:: SUPPLIED DATA

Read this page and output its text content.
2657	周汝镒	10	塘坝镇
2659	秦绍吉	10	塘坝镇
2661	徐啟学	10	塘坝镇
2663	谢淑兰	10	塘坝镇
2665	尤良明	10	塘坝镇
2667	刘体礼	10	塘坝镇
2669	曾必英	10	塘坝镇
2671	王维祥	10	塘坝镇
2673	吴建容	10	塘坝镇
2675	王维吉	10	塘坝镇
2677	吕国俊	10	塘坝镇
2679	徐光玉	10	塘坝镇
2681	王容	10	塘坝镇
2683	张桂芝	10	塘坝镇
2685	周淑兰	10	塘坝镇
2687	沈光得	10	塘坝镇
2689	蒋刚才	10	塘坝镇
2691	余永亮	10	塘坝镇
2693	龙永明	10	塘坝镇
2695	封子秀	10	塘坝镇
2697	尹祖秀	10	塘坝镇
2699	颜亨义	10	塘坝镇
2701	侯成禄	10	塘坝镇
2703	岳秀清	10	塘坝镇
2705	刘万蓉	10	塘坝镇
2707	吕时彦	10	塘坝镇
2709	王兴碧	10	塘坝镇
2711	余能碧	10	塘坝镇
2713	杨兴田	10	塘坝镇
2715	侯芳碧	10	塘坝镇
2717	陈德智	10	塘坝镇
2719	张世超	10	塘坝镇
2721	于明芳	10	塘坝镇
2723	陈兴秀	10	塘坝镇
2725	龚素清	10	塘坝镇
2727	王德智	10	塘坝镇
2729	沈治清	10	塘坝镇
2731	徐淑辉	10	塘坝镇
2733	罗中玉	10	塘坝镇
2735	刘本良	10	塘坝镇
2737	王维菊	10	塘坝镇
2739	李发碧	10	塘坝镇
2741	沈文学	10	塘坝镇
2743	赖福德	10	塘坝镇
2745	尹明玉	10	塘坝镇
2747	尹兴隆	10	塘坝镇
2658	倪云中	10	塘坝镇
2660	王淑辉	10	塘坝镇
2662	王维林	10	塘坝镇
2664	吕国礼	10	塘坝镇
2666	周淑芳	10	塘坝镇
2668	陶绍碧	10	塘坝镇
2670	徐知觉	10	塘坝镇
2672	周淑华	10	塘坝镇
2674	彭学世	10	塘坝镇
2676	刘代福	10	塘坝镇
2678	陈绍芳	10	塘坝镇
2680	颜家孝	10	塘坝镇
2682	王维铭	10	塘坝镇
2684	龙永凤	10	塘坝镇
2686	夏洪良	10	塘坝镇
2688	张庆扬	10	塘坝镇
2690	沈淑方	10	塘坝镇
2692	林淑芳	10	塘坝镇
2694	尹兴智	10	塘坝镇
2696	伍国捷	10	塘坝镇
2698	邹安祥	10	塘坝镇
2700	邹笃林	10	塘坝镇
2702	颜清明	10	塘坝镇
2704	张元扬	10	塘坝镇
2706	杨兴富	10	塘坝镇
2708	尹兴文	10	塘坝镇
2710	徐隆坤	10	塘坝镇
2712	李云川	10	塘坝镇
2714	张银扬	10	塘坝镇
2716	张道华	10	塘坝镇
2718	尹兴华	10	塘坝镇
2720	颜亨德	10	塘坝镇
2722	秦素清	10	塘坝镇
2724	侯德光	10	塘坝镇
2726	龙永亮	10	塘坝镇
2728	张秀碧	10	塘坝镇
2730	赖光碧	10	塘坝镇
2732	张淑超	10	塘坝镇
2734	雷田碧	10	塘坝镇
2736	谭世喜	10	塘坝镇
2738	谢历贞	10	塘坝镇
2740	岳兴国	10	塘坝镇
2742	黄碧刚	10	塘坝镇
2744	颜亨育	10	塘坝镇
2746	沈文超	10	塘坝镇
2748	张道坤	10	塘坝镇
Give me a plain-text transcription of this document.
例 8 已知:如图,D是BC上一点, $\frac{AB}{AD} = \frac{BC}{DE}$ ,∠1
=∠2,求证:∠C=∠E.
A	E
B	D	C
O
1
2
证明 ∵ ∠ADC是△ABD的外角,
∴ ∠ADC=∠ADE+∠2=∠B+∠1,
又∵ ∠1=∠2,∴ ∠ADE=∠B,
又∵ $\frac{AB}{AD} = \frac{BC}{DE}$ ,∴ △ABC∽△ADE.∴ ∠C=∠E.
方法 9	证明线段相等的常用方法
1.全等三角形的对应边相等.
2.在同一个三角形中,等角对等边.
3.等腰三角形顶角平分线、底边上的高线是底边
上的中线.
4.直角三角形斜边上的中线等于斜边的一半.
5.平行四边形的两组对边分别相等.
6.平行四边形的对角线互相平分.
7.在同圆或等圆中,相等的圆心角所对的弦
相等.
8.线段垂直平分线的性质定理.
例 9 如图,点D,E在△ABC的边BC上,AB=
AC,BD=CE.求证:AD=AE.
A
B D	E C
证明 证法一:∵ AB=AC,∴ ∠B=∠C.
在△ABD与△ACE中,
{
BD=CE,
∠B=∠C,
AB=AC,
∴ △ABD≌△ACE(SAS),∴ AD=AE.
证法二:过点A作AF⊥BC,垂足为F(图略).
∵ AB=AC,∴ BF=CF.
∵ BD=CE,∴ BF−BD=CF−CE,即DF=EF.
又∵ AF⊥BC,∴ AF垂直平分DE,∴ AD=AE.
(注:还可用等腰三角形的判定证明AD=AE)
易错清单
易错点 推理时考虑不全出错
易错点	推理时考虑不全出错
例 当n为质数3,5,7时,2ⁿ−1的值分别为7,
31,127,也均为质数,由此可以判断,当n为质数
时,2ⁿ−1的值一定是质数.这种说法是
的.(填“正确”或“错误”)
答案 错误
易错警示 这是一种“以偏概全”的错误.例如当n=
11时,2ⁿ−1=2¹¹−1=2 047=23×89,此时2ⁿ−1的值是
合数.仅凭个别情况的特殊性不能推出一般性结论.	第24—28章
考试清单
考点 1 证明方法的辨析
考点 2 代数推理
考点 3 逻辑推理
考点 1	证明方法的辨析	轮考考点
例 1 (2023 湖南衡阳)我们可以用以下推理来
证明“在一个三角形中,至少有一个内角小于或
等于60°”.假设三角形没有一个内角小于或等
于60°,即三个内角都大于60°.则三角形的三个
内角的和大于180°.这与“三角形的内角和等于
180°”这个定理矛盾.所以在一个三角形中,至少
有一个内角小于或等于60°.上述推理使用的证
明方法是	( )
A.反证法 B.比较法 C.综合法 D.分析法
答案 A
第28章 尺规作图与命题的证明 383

::::

Output the line that contains "Give me a plain-text", followed by every later line in the listing, with no line omitted and none added.

Give me a plain-text transcription of this document.
例 8 已知:如图,D是BC上一点, $\frac{AB}{AD} = \frac{BC}{DE}$ ,∠1
=∠2,求证:∠C=∠E.
A	E
B	D	C
O
1
2
证明 ∵ ∠ADC是△ABD的外角,
∴ ∠ADC=∠ADE+∠2=∠B+∠1,
又∵ ∠1=∠2,∴ ∠ADE=∠B,
又∵ $\frac{AB}{AD} = \frac{BC}{DE}$ ,∴ △ABC∽△ADE.∴ ∠C=∠E.
方法 9	证明线段相等的常用方法
1.全等三角形的对应边相等.
2.在同一个三角形中,等角对等边.
3.等腰三角形顶角平分线、底边上的高线是底边
上的中线.
4.直角三角形斜边上的中线等于斜边的一半.
5.平行四边形的两组对边分别相等.
6.平行四边形的对角线互相平分.
7.在同圆或等圆中,相等的圆心角所对的弦
相等.
8.线段垂直平分线的性质定理.
例 9 如图,点D,E在△ABC的边BC上,AB=
AC,BD=CE.求证:AD=AE.
A
B D	E C
证明 证法一:∵ AB=AC,∴ ∠B=∠C.
在△ABD与△ACE中,
{
BD=CE,
∠B=∠C,
AB=AC,
∴ △ABD≌△ACE(SAS),∴ AD=AE.
证法二:过点A作AF⊥BC,垂足为F(图略).
∵ AB=AC,∴ BF=CF.
∵ BD=CE,∴ BF−BD=CF−CE,即DF=EF.
又∵ AF⊥BC,∴ AF垂直平分DE,∴ AD=AE.
(注:还可用等腰三角形的判定证明AD=AE)
易错清单
易错点 推理时考虑不全出错
易错点	推理时考虑不全出错
例 当n为质数3,5,7时,2ⁿ−1的值分别为7,
31,127,也均为质数,由此可以判断,当n为质数
时,2ⁿ−1的值一定是质数.这种说法是
的.(填“正确”或“错误”)
答案 错误
易错警示 这是一种“以偏概全”的错误.例如当n=
11时,2ⁿ−1=2¹¹−1=2 047=23×89,此时2ⁿ−1的值是
合数.仅凭个别情况的特殊性不能推出一般性结论.	第24—28章
考试清单
考点 1 证明方法的辨析
考点 2 代数推理
考点 3 逻辑推理
考点 1	证明方法的辨析	轮考考点
例 1 (2023 湖南衡阳)我们可以用以下推理来
证明“在一个三角形中,至少有一个内角小于或
等于60°”.假设三角形没有一个内角小于或等
于60°,即三个内角都大于60°.则三角形的三个
内角的和大于180°.这与“三角形的内角和等于
180°”这个定理矛盾.所以在一个三角形中,至少
有一个内角小于或等于60°.上述推理使用的证
明方法是	( )
A.反证法 B.比较法 C.综合法 D.分析法
答案 A
第28章 尺规作图与命题的证明 383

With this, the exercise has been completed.